- **Supplied entries**:
:::::
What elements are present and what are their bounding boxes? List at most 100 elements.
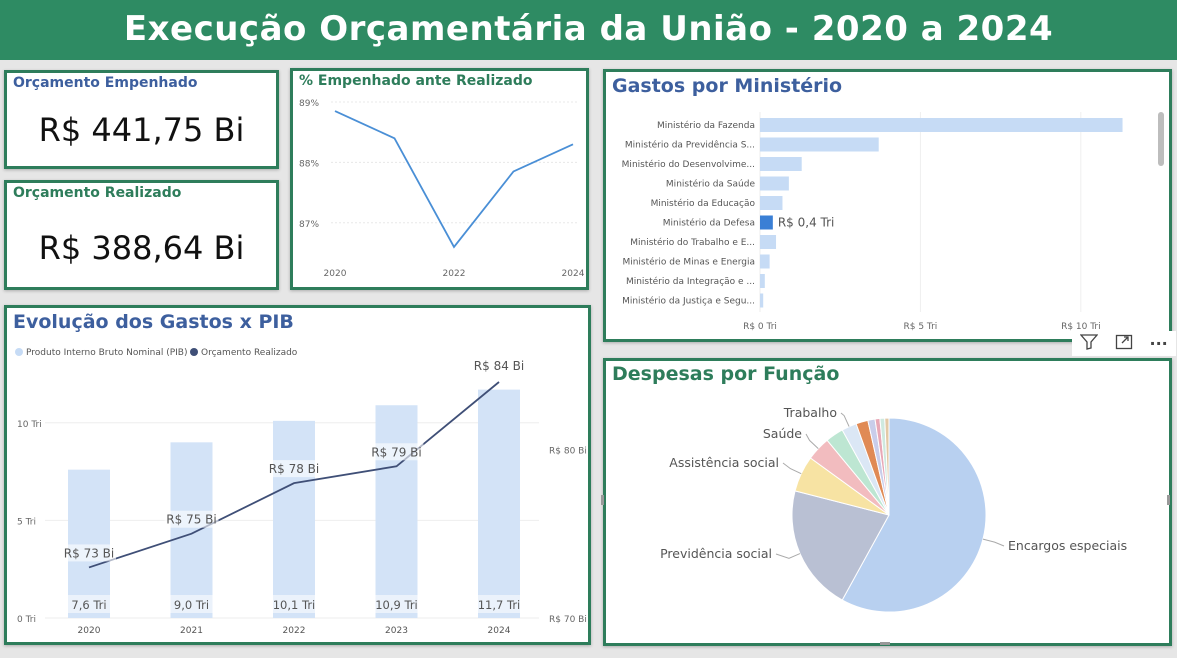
:::::
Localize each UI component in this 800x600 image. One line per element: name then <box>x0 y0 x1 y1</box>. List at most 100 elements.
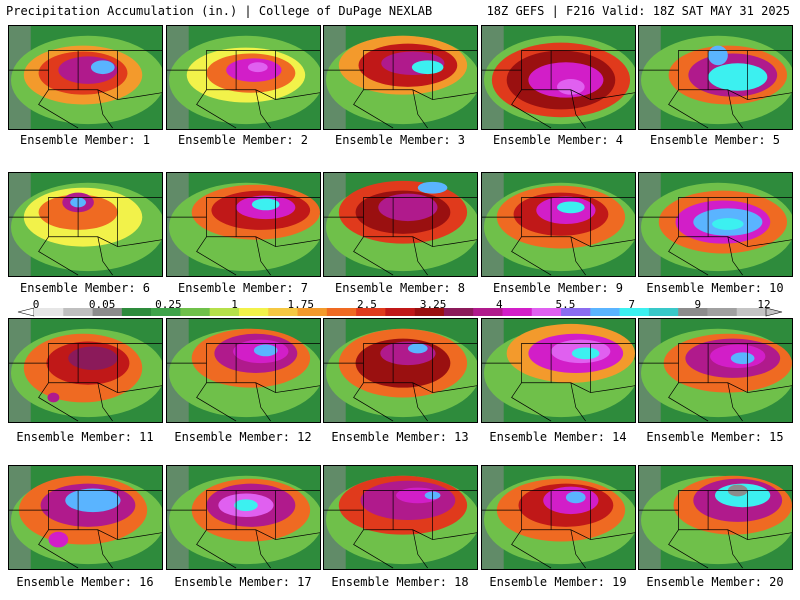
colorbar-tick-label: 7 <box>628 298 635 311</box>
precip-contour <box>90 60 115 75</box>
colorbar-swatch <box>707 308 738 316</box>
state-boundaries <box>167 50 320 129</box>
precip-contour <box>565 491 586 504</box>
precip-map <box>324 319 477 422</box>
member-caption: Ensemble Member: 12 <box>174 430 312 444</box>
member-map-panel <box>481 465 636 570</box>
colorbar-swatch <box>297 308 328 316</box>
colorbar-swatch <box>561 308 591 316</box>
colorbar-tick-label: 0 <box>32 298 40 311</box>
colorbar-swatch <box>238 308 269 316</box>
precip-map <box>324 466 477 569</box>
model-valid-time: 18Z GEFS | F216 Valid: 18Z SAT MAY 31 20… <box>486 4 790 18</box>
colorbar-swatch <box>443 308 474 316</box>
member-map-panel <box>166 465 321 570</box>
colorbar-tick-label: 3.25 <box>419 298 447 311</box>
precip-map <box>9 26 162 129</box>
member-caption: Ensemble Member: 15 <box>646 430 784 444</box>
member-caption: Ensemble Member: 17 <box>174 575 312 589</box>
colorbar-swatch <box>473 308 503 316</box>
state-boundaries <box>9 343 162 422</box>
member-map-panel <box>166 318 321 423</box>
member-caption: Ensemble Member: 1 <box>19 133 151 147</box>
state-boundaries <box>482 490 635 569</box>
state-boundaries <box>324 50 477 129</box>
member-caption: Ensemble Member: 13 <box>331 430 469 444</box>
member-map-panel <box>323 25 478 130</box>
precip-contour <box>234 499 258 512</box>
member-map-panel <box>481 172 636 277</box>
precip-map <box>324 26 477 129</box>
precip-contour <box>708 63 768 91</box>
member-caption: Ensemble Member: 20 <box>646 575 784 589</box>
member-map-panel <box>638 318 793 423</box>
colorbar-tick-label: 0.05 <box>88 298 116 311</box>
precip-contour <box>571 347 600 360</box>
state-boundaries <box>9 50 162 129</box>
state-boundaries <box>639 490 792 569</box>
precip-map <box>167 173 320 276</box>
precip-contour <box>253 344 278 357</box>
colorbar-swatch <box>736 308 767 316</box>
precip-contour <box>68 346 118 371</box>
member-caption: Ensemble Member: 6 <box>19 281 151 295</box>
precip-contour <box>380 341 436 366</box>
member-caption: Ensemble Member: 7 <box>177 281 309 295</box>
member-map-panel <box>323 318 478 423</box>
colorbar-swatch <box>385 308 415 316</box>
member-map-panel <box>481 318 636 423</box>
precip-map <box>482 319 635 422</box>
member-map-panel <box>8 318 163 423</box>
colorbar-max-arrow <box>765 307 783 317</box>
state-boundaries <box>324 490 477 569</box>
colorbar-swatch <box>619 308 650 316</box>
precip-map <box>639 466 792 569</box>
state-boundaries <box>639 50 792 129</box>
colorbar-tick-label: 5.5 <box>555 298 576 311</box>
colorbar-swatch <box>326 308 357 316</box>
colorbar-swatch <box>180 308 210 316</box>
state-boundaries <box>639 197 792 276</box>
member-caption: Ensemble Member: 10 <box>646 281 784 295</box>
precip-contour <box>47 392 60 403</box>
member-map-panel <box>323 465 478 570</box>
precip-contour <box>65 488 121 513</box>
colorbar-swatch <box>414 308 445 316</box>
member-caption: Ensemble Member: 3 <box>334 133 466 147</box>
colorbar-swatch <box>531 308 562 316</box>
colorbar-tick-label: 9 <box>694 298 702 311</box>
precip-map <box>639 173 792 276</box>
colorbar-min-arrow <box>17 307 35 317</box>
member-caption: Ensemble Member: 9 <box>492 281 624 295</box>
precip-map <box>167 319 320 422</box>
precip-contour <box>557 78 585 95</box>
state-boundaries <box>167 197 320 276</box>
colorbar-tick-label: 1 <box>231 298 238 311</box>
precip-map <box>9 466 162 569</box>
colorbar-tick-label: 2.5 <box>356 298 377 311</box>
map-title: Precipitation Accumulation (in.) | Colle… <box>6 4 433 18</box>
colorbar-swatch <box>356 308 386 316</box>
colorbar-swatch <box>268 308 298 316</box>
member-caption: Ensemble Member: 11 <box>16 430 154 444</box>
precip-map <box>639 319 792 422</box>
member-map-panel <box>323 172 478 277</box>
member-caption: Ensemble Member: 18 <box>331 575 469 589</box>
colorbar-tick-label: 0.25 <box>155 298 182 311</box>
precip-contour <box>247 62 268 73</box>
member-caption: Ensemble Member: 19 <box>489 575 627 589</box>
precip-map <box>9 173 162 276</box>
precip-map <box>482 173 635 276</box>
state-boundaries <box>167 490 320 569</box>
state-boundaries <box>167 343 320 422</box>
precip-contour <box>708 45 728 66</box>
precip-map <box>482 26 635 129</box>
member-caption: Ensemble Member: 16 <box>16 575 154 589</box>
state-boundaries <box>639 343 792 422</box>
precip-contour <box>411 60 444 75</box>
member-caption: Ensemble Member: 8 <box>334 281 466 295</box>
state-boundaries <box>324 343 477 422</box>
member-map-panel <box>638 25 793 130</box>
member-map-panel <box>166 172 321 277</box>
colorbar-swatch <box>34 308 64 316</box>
:::::
- **Set task**:
Copy the records above word for word, everything from the line containing "Localize each UI" down to the line containing "precip-map <box>324 319 477 422</box>", and omit the pictures from your answer.

- **Solution**:
Localize each UI component in this 800x600 image. One line per element: name then <box>x0 y0 x1 y1</box>. List at most 100 elements.
colorbar-tick-label: 7 <box>628 298 635 311</box>
precip-contour <box>90 60 115 75</box>
colorbar-swatch <box>707 308 738 316</box>
state-boundaries <box>167 50 320 129</box>
precip-contour <box>565 491 586 504</box>
precip-map <box>324 319 477 422</box>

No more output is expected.